_Requirement:_ Reproduce the items verbatim, from the first line through the line that contains "svg-text:8.46%: 8.46% — [404, 129, 442, 144]", and include that line.

Element box records:
++++++

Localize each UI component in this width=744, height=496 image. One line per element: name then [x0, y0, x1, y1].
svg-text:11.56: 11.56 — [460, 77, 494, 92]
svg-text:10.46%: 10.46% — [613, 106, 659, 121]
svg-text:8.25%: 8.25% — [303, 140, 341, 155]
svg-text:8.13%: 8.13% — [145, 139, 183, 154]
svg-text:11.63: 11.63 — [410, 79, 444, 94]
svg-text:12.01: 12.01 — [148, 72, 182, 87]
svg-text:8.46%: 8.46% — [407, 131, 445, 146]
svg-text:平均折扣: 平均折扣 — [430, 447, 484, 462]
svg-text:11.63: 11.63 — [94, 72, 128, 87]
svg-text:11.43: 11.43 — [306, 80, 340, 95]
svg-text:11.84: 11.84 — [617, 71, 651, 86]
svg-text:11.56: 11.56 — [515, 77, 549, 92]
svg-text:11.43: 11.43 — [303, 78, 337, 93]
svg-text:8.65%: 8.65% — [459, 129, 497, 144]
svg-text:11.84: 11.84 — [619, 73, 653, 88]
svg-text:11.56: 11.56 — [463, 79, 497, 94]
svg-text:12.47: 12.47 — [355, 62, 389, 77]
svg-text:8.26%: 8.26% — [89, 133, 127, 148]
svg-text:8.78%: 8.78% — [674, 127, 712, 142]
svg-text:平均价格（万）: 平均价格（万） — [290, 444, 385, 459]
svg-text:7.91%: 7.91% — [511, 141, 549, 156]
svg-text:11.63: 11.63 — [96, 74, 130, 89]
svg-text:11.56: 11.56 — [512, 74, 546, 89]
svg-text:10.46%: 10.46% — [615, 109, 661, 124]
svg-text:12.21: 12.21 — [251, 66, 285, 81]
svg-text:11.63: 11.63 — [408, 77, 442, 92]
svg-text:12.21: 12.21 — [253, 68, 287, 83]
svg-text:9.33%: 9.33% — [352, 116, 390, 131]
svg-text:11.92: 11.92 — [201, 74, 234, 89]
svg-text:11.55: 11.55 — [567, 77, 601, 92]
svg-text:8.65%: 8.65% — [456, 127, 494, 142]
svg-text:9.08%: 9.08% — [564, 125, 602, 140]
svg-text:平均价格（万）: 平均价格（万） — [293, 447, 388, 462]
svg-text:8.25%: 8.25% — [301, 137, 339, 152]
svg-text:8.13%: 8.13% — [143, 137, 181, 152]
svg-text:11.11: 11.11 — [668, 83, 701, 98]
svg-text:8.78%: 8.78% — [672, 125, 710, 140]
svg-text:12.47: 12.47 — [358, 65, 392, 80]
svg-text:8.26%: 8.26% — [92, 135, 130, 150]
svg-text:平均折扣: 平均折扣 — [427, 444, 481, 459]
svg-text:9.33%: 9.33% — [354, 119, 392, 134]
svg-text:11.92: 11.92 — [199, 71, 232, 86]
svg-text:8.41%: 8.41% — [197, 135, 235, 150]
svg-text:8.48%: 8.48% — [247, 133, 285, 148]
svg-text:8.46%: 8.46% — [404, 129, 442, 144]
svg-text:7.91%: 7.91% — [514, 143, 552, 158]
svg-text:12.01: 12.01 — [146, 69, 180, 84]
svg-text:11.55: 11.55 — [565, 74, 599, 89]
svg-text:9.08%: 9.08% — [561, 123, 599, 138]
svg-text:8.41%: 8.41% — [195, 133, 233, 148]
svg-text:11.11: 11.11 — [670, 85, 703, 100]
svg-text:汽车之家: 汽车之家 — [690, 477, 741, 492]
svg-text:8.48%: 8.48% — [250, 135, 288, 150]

++++++

_Written solution:_
Localize each UI component in this width=744, height=496 image. One line per element: name then [x0, y0, x1, y1].
svg-text:11.56: 11.56 — [460, 77, 494, 92]
svg-text:10.46%: 10.46% — [613, 106, 659, 121]
svg-text:8.25%: 8.25% — [303, 140, 341, 155]
svg-text:8.13%: 8.13% — [145, 139, 183, 154]
svg-text:11.63: 11.63 — [410, 79, 444, 94]
svg-text:12.01: 12.01 — [148, 72, 182, 87]
svg-text:8.46%: 8.46% — [407, 131, 445, 146]
svg-text:平均折扣: 平均折扣 — [430, 447, 484, 462]
svg-text:11.63: 11.63 — [94, 72, 128, 87]
svg-text:11.43: 11.43 — [306, 80, 340, 95]
svg-text:11.84: 11.84 — [617, 71, 651, 86]
svg-text:11.56: 11.56 — [515, 77, 549, 92]
svg-text:11.43: 11.43 — [303, 78, 337, 93]
svg-text:8.65%: 8.65% — [459, 129, 497, 144]
svg-text:11.84: 11.84 — [619, 73, 653, 88]
svg-text:11.56: 11.56 — [463, 79, 497, 94]
svg-text:12.47: 12.47 — [355, 62, 389, 77]
svg-text:8.26%: 8.26% — [89, 133, 127, 148]
svg-text:8.78%: 8.78% — [674, 127, 712, 142]
svg-text:平均价格（万）: 平均价格（万） — [290, 444, 385, 459]
svg-text:7.91%: 7.91% — [511, 141, 549, 156]
svg-text:11.63: 11.63 — [96, 74, 130, 89]
svg-text:11.56: 11.56 — [512, 74, 546, 89]
svg-text:10.46%: 10.46% — [615, 109, 661, 124]
svg-text:12.21: 12.21 — [251, 66, 285, 81]
svg-text:11.63: 11.63 — [408, 77, 442, 92]
svg-text:12.21: 12.21 — [253, 68, 287, 83]
svg-text:9.33%: 9.33% — [352, 116, 390, 131]
svg-text:11.92: 11.92 — [201, 74, 234, 89]
svg-text:11.55: 11.55 — [567, 77, 601, 92]
svg-text:8.65%: 8.65% — [456, 127, 494, 142]
svg-text:9.08%: 9.08% — [564, 125, 602, 140]
svg-text:平均价格（万）: 平均价格（万） — [293, 447, 388, 462]
svg-text:8.25%: 8.25% — [301, 137, 339, 152]
svg-text:8.13%: 8.13% — [143, 137, 181, 152]
svg-text:11.11: 11.11 — [668, 83, 701, 98]
svg-text:8.78%: 8.78% — [672, 125, 710, 140]
svg-text:12.47: 12.47 — [358, 65, 392, 80]
svg-text:8.26%: 8.26% — [92, 135, 130, 150]
svg-text:平均折扣: 平均折扣 — [427, 444, 481, 459]
svg-text:9.33%: 9.33% — [354, 119, 392, 134]
svg-text:11.92: 11.92 — [199, 71, 232, 86]
svg-text:8.41%: 8.41% — [197, 135, 235, 150]
svg-text:8.48%: 8.48% — [247, 133, 285, 148]
svg-text:8.46%: 8.46% — [404, 129, 442, 144]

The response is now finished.